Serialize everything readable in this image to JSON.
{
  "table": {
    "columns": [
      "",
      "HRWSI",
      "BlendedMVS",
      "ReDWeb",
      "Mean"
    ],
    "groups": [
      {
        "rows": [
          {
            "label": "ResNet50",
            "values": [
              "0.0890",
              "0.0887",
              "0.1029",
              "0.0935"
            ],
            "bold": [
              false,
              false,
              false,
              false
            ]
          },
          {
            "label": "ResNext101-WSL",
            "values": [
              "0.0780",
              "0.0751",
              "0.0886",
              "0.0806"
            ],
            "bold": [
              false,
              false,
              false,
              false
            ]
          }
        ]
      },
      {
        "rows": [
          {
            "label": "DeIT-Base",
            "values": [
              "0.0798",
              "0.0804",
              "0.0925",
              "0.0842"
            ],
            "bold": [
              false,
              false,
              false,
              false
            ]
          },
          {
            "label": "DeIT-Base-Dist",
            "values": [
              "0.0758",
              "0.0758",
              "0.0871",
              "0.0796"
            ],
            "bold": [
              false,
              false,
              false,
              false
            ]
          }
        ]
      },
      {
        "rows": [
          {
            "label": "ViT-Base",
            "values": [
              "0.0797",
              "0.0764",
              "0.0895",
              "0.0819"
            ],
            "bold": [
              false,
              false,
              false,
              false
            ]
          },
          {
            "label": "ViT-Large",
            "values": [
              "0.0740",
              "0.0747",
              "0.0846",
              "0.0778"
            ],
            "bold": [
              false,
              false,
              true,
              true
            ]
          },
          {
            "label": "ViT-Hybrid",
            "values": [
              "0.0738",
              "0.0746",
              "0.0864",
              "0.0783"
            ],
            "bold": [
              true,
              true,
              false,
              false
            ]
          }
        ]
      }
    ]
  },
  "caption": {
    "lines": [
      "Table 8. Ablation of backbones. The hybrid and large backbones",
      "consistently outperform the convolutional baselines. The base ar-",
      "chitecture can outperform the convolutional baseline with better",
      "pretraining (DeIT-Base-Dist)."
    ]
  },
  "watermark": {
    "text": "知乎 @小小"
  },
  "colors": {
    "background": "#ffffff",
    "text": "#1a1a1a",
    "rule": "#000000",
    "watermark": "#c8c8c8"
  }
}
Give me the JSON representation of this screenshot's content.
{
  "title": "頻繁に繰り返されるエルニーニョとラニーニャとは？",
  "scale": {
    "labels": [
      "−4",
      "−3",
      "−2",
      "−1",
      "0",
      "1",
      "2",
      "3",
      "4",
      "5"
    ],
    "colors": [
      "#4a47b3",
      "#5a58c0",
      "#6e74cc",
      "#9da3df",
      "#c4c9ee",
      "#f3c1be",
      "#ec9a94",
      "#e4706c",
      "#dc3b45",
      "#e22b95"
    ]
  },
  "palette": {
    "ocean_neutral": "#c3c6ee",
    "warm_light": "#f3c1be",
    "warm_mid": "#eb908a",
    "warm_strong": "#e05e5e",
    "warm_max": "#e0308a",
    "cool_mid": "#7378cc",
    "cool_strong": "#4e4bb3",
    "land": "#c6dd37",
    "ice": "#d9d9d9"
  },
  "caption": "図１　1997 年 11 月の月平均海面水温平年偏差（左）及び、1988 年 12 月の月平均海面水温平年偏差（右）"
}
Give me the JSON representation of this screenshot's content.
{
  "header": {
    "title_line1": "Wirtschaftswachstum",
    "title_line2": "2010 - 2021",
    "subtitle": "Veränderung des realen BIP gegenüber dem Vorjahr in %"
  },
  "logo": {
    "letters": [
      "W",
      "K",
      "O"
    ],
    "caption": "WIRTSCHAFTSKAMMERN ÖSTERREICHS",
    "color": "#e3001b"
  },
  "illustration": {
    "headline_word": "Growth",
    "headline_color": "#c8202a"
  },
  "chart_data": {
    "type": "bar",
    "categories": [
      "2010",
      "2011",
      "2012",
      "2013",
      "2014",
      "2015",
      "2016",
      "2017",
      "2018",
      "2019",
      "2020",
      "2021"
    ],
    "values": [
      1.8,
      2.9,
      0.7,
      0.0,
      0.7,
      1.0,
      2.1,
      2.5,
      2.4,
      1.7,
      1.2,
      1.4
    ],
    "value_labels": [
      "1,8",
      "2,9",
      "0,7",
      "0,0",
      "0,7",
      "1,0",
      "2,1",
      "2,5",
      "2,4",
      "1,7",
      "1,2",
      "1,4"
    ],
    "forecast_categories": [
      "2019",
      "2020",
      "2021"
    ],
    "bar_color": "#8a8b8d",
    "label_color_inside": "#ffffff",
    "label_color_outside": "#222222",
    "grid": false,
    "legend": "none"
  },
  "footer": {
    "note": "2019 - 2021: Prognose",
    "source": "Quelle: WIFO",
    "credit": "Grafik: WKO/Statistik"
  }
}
- - -
== EXERCISE DESCRIPTION ==
Restate the records, all of them, precisely as written.

== EXERCISE SOLUTION ==
Serialize everything readable in this image to JSON.
{
  "table": {
    "columns": [
      "",
      "HRWSI",
      "BlendedMVS",
      "ReDWeb",
      "Mean"
    ],
    "groups": [
      {
        "rows": [
          {
            "label": "ResNet50",
            "values": [
              "0.0890",
              "0.0887",
              "0.1029",
              "0.0935"
            ],
            "bold": [
              false,
              false,
              false,
              false
            ]
          },
          {
            "label": "ResNext101-WSL",
            "values": [
              "0.0780",
              "0.0751",
              "0.0886",
              "0.0806"
            ],
            "bold": [
              false,
              false,
              false,
              false
            ]
          }
        ]
      },
      {
        "rows": [
          {
            "label": "DeIT-Base",
            "values": [
              "0.0798",
              "0.0804",
              "0.0925",
              "0.0842"
            ],
            "bold": [
              false,
              false,
              false,
              false
            ]
          },
          {
            "label": "DeIT-Base-Dist",
            "values": [
              "0.0758",
              "0.0758",
              "0.0871",
              "0.0796"
            ],
            "bold": [
              false,
              false,
              false,
              false
            ]
          }
        ]
      },
      {
        "rows": [
          {
            "label": "ViT-Base",
            "values": [
              "0.0797",
              "0.0764",
              "0.0895",
              "0.0819"
            ],
            "bold": [
              false,
              false,
              false,
              false
            ]
          },
          {
            "label": "ViT-Large",
            "values": [
              "0.0740",
              "0.0747",
              "0.0846",
              "0.0778"
            ],
            "bold": [
              false,
              false,
              true,
              true
            ]
          },
          {
            "label": "ViT-Hybrid",
            "values": [
              "0.0738",
              "0.0746",
              "0.0864",
              "0.0783"
            ],
            "bold": [
              true,
              true,
              false,
              false
            ]
          }
        ]
      }
    ]
  },
  "caption": {
    "lines": [
      "Table 8. Ablation of backbones. The hybrid and large backbones",
      "consistently outperform the convolutional baselines. The base ar-",
      "chitecture can outperform the convolutional baseline with better",
      "pretraining (DeIT-Base-Dist)."
    ]
  },
  "watermark": {
    "text": "知乎 @小小"
  },
  "colors": {
    "background": "#ffffff",
    "text": "#1a1a1a",
    "rule": "#000000",
    "watermark": "#c8c8c8"
  }
}
Give me the JSON representation of this screenshot's content.
{
  "title": "頻繁に繰り返されるエルニーニョとラニーニャとは？",
  "scale": {
    "labels": [
      "−4",
      "−3",
      "−2",
      "−1",
      "0",
      "1",
      "2",
      "3",
      "4",
      "5"
    ],
    "colors": [
      "#4a47b3",
      "#5a58c0",
      "#6e74cc",
      "#9da3df",
      "#c4c9ee",
      "#f3c1be",
      "#ec9a94",
      "#e4706c",
      "#dc3b45",
      "#e22b95"
    ]
  },
  "palette": {
    "ocean_neutral": "#c3c6ee",
    "warm_light": "#f3c1be",
    "warm_mid": "#eb908a",
    "warm_strong": "#e05e5e",
    "warm_max": "#e0308a",
    "cool_mid": "#7378cc",
    "cool_strong": "#4e4bb3",
    "land": "#c6dd37",
    "ice": "#d9d9d9"
  },
  "caption": "図１　1997 年 11 月の月平均海面水温平年偏差（左）及び、1988 年 12 月の月平均海面水温平年偏差（右）"
}
Give me the JSON representation of this screenshot's content.
{
  "header": {
    "title_line1": "Wirtschaftswachstum",
    "title_line2": "2010 - 2021",
    "subtitle": "Veränderung des realen BIP gegenüber dem Vorjahr in %"
  },
  "logo": {
    "letters": [
      "W",
      "K",
      "O"
    ],
    "caption": "WIRTSCHAFTSKAMMERN ÖSTERREICHS",
    "color": "#e3001b"
  },
  "illustration": {
    "headline_word": "Growth",
    "headline_color": "#c8202a"
  },
  "chart_data": {
    "type": "bar",
    "categories": [
      "2010",
      "2011",
      "2012",
      "2013",
      "2014",
      "2015",
      "2016",
      "2017",
      "2018",
      "2019",
      "2020",
      "2021"
    ],
    "values": [
      1.8,
      2.9,
      0.7,
      0.0,
      0.7,
      1.0,
      2.1,
      2.5,
      2.4,
      1.7,
      1.2,
      1.4
    ],
    "value_labels": [
      "1,8",
      "2,9",
      "0,7",
      "0,0",
      "0,7",
      "1,0",
      "2,1",
      "2,5",
      "2,4",
      "1,7",
      "1,2",
      "1,4"
    ],
    "forecast_categories": [
      "2019",
      "2020",
      "2021"
    ],
    "bar_color": "#8a8b8d",
    "label_color_inside": "#ffffff",
    "label_color_outside": "#222222",
    "grid": false,
    "legend": "none"
  },
  "footer": {
    "note": "2019 - 2021: Prognose",
    "source": "Quelle: WIFO",
    "credit": "Grafik: WKO/Statistik"
  }
}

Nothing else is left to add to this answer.